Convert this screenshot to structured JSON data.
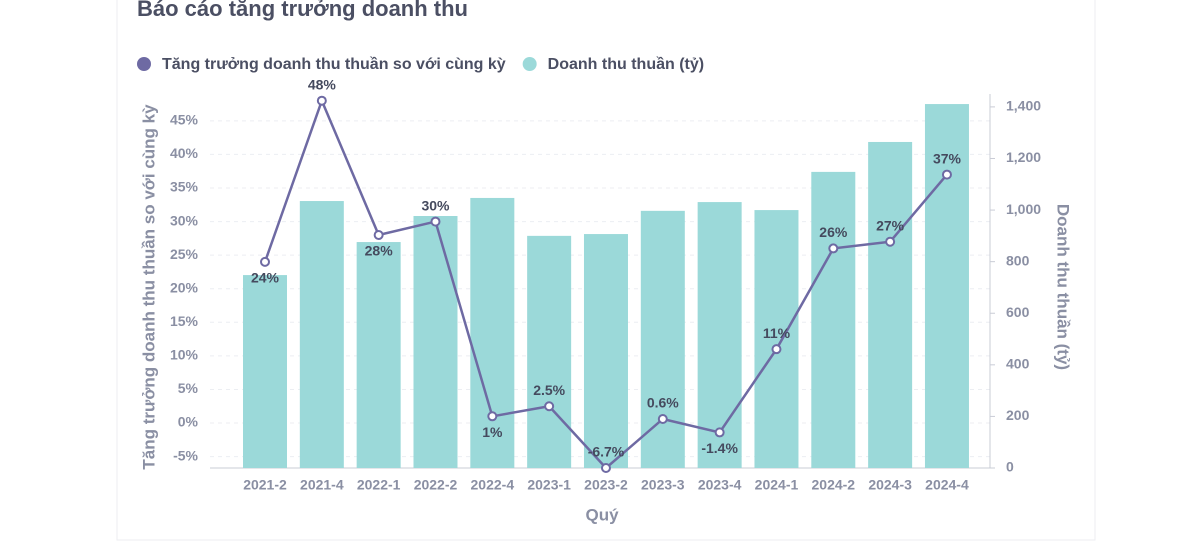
{
  "chart_data": {
    "type": "combo",
    "title": "Báo cáo tăng trưởng doanh thu",
    "x_label": "Quý",
    "y_label": "Tăng trưởng doanh thu thuần so với cùng kỳ",
    "y2_label": "Doanh thu thuần (tỷ)",
    "categories": [
      "2021-2",
      "2021-4",
      "2022-1",
      "2022-2",
      "2022-4",
      "2023-1",
      "2023-2",
      "2023-3",
      "2023-4",
      "2024-1",
      "2024-2",
      "2024-3",
      "2024-4"
    ],
    "series": [
      {
        "name": "Tăng trưởng doanh thu thuần so với cùng kỳ",
        "type": "line",
        "color": "#6e6aa3",
        "values": [
          24,
          48,
          28,
          30,
          1,
          2.5,
          -6.7,
          0.6,
          -1.4,
          11,
          26,
          27,
          37
        ],
        "value_labels": [
          "24%",
          "48%",
          "28%",
          "30%",
          "1%",
          "2.5%",
          "-6.7%",
          "0.6%",
          "-1.4%",
          "11%",
          "26%",
          "27%",
          "37%"
        ]
      },
      {
        "name": "Doanh thu thuần (tỷ)",
        "type": "bar",
        "axis": "y2",
        "color": "#9bd9d9",
        "values": [
          748,
          1035,
          876,
          977,
          1047,
          900,
          907,
          997,
          1031,
          1000,
          1148,
          1264,
          1411
        ]
      }
    ],
    "ylim": [
      -6.7,
      49
    ],
    "yticks": [
      {
        "value": -5,
        "label": "-5%"
      },
      {
        "value": 0,
        "label": "0%"
      },
      {
        "value": 5,
        "label": "5%"
      },
      {
        "value": 10,
        "label": "10%"
      },
      {
        "value": 15,
        "label": "15%"
      },
      {
        "value": 20,
        "label": "20%"
      },
      {
        "value": 25,
        "label": "25%"
      },
      {
        "value": 30,
        "label": "30%"
      },
      {
        "value": 35,
        "label": "35%"
      },
      {
        "value": 40,
        "label": "40%"
      },
      {
        "value": 45,
        "label": "45%"
      }
    ],
    "y2lim": [
      0,
      1450
    ],
    "y2ticks": [
      0,
      200,
      400,
      600,
      800,
      {
        "value": 1000,
        "label": "1,000"
      },
      {
        "value": 1200,
        "label": "1,200"
      },
      {
        "value": 1400,
        "label": "1,400"
      }
    ],
    "grid": true
  }
}
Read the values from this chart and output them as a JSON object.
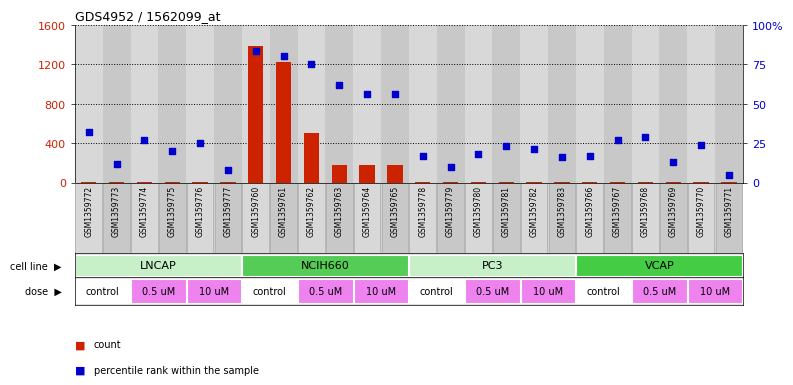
{
  "title": "GDS4952 / 1562099_at",
  "samples": [
    "GSM1359772",
    "GSM1359773",
    "GSM1359774",
    "GSM1359775",
    "GSM1359776",
    "GSM1359777",
    "GSM1359760",
    "GSM1359761",
    "GSM1359762",
    "GSM1359763",
    "GSM1359764",
    "GSM1359765",
    "GSM1359778",
    "GSM1359779",
    "GSM1359780",
    "GSM1359781",
    "GSM1359782",
    "GSM1359783",
    "GSM1359766",
    "GSM1359767",
    "GSM1359768",
    "GSM1359769",
    "GSM1359770",
    "GSM1359771"
  ],
  "counts": [
    10,
    10,
    10,
    10,
    10,
    10,
    1380,
    1220,
    500,
    175,
    175,
    175,
    10,
    10,
    10,
    10,
    10,
    10,
    10,
    10,
    10,
    10,
    10,
    10
  ],
  "percentiles": [
    32,
    12,
    27,
    20,
    25,
    8,
    83,
    80,
    75,
    62,
    56,
    56,
    17,
    10,
    18,
    23,
    21,
    16,
    17,
    27,
    29,
    13,
    24,
    5
  ],
  "cell_lines": [
    {
      "name": "LNCAP",
      "start": 0,
      "end": 6,
      "color": "#c8f0c8"
    },
    {
      "name": "NCIH660",
      "start": 6,
      "end": 12,
      "color": "#55cc55"
    },
    {
      "name": "PC3",
      "start": 12,
      "end": 18,
      "color": "#c8f0c8"
    },
    {
      "name": "VCAP",
      "start": 18,
      "end": 24,
      "color": "#44cc44"
    }
  ],
  "dose_groups": [
    {
      "start": 0,
      "end": 2,
      "label": "control",
      "color": "#ffffff"
    },
    {
      "start": 2,
      "end": 4,
      "label": "0.5 uM",
      "color": "#ee82ee"
    },
    {
      "start": 4,
      "end": 6,
      "label": "10 uM",
      "color": "#ee82ee"
    },
    {
      "start": 6,
      "end": 8,
      "label": "control",
      "color": "#ffffff"
    },
    {
      "start": 8,
      "end": 10,
      "label": "0.5 uM",
      "color": "#ee82ee"
    },
    {
      "start": 10,
      "end": 12,
      "label": "10 uM",
      "color": "#ee82ee"
    },
    {
      "start": 12,
      "end": 14,
      "label": "control",
      "color": "#ffffff"
    },
    {
      "start": 14,
      "end": 16,
      "label": "0.5 uM",
      "color": "#ee82ee"
    },
    {
      "start": 16,
      "end": 18,
      "label": "10 uM",
      "color": "#ee82ee"
    },
    {
      "start": 18,
      "end": 20,
      "label": "control",
      "color": "#ffffff"
    },
    {
      "start": 20,
      "end": 22,
      "label": "0.5 uM",
      "color": "#ee82ee"
    },
    {
      "start": 22,
      "end": 24,
      "label": "10 uM",
      "color": "#ee82ee"
    }
  ],
  "bar_color": "#cc2200",
  "scatter_color": "#0000cc",
  "ylim_left": [
    0,
    1600
  ],
  "ylim_right": [
    0,
    100
  ],
  "yticks_left": [
    0,
    400,
    800,
    1200,
    1600
  ],
  "ytick_labels_left": [
    "0",
    "400",
    "800",
    "1200",
    "1600"
  ],
  "yticks_right": [
    0,
    25,
    50,
    75,
    100
  ],
  "ytick_labels_right": [
    "0",
    "25",
    "50",
    "75",
    "100%"
  ],
  "bg_color": "#ffffff"
}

[Instructions for the task]: Filter the entries down to the lines containing "name". Copy each of those lines.

[Answer for the task]:
        "name": "Tăng trưởng doanh thu thuần so với cùng kỳ",
        "name": "Doanh thu thuần (tỷ)",
      "name": "LNCAP",
      "name": "NCIH660",
      "name": "PC3",
      "name": "VCAP",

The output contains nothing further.